*WHAT NEEDS TO BE DONE:* Write out the records below word for word, please.

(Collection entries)
^^^^^^^^^^^^^^^^

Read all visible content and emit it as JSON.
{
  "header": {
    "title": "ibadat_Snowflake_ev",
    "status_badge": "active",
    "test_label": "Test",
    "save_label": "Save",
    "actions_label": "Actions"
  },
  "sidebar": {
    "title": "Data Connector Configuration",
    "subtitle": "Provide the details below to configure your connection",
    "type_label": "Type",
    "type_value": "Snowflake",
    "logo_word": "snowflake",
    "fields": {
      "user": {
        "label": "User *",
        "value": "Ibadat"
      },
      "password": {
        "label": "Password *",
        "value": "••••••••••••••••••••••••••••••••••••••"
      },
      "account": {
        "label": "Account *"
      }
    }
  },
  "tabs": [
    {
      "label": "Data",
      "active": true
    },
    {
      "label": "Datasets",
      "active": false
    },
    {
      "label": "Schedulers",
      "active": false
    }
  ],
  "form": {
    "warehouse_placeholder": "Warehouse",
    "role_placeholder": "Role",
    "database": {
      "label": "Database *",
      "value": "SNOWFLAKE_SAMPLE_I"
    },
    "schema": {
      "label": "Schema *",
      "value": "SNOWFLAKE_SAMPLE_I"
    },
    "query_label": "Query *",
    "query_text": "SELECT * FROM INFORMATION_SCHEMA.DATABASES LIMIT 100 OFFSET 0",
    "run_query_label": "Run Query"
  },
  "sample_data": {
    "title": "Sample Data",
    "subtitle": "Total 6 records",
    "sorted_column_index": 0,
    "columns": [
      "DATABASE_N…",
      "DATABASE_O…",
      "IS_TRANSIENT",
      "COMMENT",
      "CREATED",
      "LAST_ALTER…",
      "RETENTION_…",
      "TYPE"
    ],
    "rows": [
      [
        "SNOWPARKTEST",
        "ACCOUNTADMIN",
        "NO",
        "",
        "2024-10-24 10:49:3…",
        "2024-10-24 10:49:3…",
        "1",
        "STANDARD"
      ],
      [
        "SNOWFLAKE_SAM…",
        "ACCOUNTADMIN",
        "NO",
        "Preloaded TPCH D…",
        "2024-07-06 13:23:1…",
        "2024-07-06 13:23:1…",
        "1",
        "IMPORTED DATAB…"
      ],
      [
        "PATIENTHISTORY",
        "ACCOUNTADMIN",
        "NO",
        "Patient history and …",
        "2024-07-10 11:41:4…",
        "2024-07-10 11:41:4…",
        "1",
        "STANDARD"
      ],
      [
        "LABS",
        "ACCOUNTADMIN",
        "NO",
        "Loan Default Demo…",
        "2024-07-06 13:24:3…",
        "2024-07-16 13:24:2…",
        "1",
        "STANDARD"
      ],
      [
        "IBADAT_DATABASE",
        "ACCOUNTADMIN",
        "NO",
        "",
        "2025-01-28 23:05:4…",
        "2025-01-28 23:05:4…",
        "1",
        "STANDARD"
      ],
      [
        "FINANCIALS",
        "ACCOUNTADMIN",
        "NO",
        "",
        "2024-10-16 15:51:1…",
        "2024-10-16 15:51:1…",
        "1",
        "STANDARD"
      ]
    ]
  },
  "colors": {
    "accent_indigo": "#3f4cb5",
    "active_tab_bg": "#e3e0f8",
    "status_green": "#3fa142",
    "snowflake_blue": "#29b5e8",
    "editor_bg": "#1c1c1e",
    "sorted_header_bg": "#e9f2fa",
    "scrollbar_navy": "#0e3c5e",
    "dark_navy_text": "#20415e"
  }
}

^^^^^^^^^^^^^^^^

*TASK OUTPUT:*
Read all visible content and emit it as JSON.
{
  "header": {
    "title": "ibadat_Snowflake_ev",
    "status_badge": "active",
    "test_label": "Test",
    "save_label": "Save",
    "actions_label": "Actions"
  },
  "sidebar": {
    "title": "Data Connector Configuration",
    "subtitle": "Provide the details below to configure your connection",
    "type_label": "Type",
    "type_value": "Snowflake",
    "logo_word": "snowflake",
    "fields": {
      "user": {
        "label": "User *",
        "value": "Ibadat"
      },
      "password": {
        "label": "Password *",
        "value": "••••••••••••••••••••••••••••••••••••••"
      },
      "account": {
        "label": "Account *"
      }
    }
  },
  "tabs": [
    {
      "label": "Data",
      "active": true
    },
    {
      "label": "Datasets",
      "active": false
    },
    {
      "label": "Schedulers",
      "active": false
    }
  ],
  "form": {
    "warehouse_placeholder": "Warehouse",
    "role_placeholder": "Role",
    "database": {
      "label": "Database *",
      "value": "SNOWFLAKE_SAMPLE_I"
    },
    "schema": {
      "label": "Schema *",
      "value": "SNOWFLAKE_SAMPLE_I"
    },
    "query_label": "Query *",
    "query_text": "SELECT * FROM INFORMATION_SCHEMA.DATABASES LIMIT 100 OFFSET 0",
    "run_query_label": "Run Query"
  },
  "sample_data": {
    "title": "Sample Data",
    "subtitle": "Total 6 records",
    "sorted_column_index": 0,
    "columns": [
      "DATABASE_N…",
      "DATABASE_O…",
      "IS_TRANSIENT",
      "COMMENT",
      "CREATED",
      "LAST_ALTER…",
      "RETENTION_…",
      "TYPE"
    ],
    "rows": [
      [
        "SNOWPARKTEST",
        "ACCOUNTADMIN",
        "NO",
        "",
        "2024-10-24 10:49:3…",
        "2024-10-24 10:49:3…",
        "1",
        "STANDARD"
      ],
      [
        "SNOWFLAKE_SAM…",
        "ACCOUNTADMIN",
        "NO",
        "Preloaded TPCH D…",
        "2024-07-06 13:23:1…",
        "2024-07-06 13:23:1…",
        "1",
        "IMPORTED DATAB…"
      ],
      [
        "PATIENTHISTORY",
        "ACCOUNTADMIN",
        "NO",
        "Patient history and …",
        "2024-07-10 11:41:4…",
        "2024-07-10 11:41:4…",
        "1",
        "STANDARD"
      ],
      [
        "LABS",
        "ACCOUNTADMIN",
        "NO",
        "Loan Default Demo…",
        "2024-07-06 13:24:3…",
        "2024-07-16 13:24:2…",
        "1",
        "STANDARD"
      ],
      [
        "IBADAT_DATABASE",
        "ACCOUNTADMIN",
        "NO",
        "",
        "2025-01-28 23:05:4…",
        "2025-01-28 23:05:4…",
        "1",
        "STANDARD"
      ],
      [
        "FINANCIALS",
        "ACCOUNTADMIN",
        "NO",
        "",
        "2024-10-16 15:51:1…",
        "2024-10-16 15:51:1…",
        "1",
        "STANDARD"
      ]
    ]
  },
  "colors": {
    "accent_indigo": "#3f4cb5",
    "active_tab_bg": "#e3e0f8",
    "status_green": "#3fa142",
    "snowflake_blue": "#29b5e8",
    "editor_bg": "#1c1c1e",
    "sorted_header_bg": "#e9f2fa",
    "scrollbar_navy": "#0e3c5e",
    "dark_navy_text": "#20415e"
  }
}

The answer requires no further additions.